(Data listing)
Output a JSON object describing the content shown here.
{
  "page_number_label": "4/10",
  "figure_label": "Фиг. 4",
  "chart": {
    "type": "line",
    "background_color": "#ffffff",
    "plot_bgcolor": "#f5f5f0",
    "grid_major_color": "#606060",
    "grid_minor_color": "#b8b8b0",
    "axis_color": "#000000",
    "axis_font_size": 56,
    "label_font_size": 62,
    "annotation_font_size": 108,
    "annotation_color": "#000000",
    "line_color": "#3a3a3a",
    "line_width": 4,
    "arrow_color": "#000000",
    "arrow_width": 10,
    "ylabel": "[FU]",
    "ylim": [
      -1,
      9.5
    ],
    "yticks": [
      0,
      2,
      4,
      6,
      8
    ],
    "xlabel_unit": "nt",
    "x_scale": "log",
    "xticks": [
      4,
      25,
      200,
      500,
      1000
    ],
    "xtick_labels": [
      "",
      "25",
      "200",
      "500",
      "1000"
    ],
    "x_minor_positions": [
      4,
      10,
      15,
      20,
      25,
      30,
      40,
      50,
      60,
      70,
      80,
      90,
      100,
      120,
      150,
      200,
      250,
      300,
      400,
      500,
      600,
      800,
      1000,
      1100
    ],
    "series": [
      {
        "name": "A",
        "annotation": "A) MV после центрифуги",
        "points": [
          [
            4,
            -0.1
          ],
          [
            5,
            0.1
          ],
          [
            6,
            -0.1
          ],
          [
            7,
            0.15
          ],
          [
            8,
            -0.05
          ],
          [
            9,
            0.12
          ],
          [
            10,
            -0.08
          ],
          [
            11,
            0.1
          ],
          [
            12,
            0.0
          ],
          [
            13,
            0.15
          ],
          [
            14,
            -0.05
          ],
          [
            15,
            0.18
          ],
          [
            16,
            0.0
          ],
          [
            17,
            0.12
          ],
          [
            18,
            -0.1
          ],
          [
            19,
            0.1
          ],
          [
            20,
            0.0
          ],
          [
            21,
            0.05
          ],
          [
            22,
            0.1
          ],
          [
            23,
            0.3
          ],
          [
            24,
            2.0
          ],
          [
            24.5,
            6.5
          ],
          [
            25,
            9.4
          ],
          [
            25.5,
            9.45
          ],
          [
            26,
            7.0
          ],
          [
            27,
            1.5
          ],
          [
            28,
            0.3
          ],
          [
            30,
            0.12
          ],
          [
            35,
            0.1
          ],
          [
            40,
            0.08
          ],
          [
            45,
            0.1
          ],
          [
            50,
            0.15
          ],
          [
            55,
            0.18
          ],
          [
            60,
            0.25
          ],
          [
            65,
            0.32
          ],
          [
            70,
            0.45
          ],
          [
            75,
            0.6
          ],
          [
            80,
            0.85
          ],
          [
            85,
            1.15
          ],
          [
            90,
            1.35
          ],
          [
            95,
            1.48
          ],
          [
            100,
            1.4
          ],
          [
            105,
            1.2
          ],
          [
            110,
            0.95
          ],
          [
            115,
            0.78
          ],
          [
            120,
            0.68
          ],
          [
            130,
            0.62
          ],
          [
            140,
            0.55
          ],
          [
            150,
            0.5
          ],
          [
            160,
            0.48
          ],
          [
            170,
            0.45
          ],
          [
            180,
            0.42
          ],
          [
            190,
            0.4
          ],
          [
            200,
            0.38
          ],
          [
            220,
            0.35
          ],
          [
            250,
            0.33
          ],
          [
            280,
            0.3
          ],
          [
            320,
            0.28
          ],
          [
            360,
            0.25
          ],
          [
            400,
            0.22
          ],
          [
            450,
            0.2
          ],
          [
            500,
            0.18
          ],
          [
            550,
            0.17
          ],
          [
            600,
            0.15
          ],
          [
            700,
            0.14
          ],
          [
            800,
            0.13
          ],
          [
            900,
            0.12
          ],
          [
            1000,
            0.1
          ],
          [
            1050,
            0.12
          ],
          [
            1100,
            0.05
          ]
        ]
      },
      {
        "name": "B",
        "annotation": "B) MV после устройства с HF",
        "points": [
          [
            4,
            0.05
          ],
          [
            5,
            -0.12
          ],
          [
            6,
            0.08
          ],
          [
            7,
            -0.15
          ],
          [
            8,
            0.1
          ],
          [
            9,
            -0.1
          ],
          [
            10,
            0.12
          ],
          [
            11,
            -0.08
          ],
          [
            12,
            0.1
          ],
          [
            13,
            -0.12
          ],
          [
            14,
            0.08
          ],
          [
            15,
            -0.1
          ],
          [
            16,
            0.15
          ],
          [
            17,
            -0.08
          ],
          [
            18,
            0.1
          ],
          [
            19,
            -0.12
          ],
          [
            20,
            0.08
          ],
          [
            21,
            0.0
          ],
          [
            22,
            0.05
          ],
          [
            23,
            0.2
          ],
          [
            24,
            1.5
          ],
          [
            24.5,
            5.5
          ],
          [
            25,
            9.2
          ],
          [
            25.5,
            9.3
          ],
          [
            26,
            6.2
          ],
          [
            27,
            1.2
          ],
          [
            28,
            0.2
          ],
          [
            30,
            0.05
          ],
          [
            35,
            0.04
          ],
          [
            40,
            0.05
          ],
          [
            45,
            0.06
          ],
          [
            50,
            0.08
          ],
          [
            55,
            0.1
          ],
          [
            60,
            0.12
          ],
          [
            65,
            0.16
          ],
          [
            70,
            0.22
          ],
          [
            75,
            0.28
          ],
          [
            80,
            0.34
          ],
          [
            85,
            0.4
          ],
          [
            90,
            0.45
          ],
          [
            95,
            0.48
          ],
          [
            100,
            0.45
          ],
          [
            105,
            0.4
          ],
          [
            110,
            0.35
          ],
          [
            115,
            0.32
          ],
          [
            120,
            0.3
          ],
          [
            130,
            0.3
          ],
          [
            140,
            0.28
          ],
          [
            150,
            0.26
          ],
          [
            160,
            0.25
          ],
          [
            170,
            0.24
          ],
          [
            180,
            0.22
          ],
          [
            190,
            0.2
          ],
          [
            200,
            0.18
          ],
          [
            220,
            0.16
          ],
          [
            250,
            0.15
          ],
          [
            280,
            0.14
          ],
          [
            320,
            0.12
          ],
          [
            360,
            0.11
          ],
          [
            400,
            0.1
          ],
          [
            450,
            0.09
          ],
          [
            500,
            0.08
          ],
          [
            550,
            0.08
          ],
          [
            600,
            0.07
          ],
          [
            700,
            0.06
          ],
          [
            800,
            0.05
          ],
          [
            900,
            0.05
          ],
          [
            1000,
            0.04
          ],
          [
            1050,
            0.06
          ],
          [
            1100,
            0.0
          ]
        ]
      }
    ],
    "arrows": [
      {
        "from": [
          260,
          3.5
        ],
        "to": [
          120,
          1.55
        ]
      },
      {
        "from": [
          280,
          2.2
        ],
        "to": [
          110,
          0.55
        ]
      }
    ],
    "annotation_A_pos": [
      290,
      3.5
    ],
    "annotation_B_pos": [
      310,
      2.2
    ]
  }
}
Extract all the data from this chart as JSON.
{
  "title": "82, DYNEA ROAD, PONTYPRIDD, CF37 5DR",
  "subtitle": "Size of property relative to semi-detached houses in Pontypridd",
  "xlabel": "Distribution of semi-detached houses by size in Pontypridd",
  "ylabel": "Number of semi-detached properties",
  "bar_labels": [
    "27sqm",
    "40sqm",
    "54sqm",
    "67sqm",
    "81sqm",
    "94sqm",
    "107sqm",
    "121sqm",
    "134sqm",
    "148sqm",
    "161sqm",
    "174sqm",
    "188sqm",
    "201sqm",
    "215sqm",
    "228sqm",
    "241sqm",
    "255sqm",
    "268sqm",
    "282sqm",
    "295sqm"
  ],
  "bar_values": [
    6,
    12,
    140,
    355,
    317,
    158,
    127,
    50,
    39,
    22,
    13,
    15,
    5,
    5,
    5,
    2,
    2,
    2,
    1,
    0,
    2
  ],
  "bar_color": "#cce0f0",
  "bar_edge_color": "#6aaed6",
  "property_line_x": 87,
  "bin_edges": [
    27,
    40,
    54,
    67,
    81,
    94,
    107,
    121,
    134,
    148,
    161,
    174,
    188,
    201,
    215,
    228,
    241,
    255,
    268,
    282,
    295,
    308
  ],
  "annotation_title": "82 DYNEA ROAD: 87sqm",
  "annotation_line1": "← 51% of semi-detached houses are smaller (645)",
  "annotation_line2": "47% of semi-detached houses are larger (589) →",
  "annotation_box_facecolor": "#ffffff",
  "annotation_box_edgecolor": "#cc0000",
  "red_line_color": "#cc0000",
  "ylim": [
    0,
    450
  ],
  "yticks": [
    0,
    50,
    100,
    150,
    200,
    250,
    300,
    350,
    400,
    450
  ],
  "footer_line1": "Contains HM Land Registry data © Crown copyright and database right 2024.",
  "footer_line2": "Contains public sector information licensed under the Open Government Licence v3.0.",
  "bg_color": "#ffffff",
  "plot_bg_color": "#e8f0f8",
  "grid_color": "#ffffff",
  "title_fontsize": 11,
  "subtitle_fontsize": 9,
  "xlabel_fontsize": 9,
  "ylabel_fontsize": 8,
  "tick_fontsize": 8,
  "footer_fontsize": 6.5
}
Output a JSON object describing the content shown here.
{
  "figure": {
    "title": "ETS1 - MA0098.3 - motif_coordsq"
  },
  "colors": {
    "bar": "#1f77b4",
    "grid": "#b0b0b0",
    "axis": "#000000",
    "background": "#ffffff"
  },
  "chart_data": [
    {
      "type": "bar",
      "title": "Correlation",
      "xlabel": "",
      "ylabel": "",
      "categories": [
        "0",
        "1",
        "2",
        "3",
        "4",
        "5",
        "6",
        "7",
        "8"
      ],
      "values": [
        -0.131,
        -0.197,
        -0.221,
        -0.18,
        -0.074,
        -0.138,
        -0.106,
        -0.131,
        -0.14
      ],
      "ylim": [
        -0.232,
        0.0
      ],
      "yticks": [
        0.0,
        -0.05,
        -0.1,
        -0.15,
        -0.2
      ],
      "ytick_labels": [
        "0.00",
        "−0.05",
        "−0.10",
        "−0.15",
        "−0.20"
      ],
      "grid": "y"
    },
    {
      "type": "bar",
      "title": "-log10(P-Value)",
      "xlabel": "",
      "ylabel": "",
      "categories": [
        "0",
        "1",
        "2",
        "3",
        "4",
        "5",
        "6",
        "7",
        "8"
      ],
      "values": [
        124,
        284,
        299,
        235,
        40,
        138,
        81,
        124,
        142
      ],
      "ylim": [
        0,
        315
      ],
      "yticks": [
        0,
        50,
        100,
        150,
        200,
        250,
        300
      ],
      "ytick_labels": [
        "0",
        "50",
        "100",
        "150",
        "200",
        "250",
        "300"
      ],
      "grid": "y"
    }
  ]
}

**TASK GOAL:**
Using the listing, collect all lines in which the string "ROAD" is found.

**ANSWER TO THE PROBLEM:**
  "title": "82, DYNEA ROAD, PONTYPRIDD, CF37 5DR",
  "annotation_title": "82 DYNEA ROAD: 87sqm",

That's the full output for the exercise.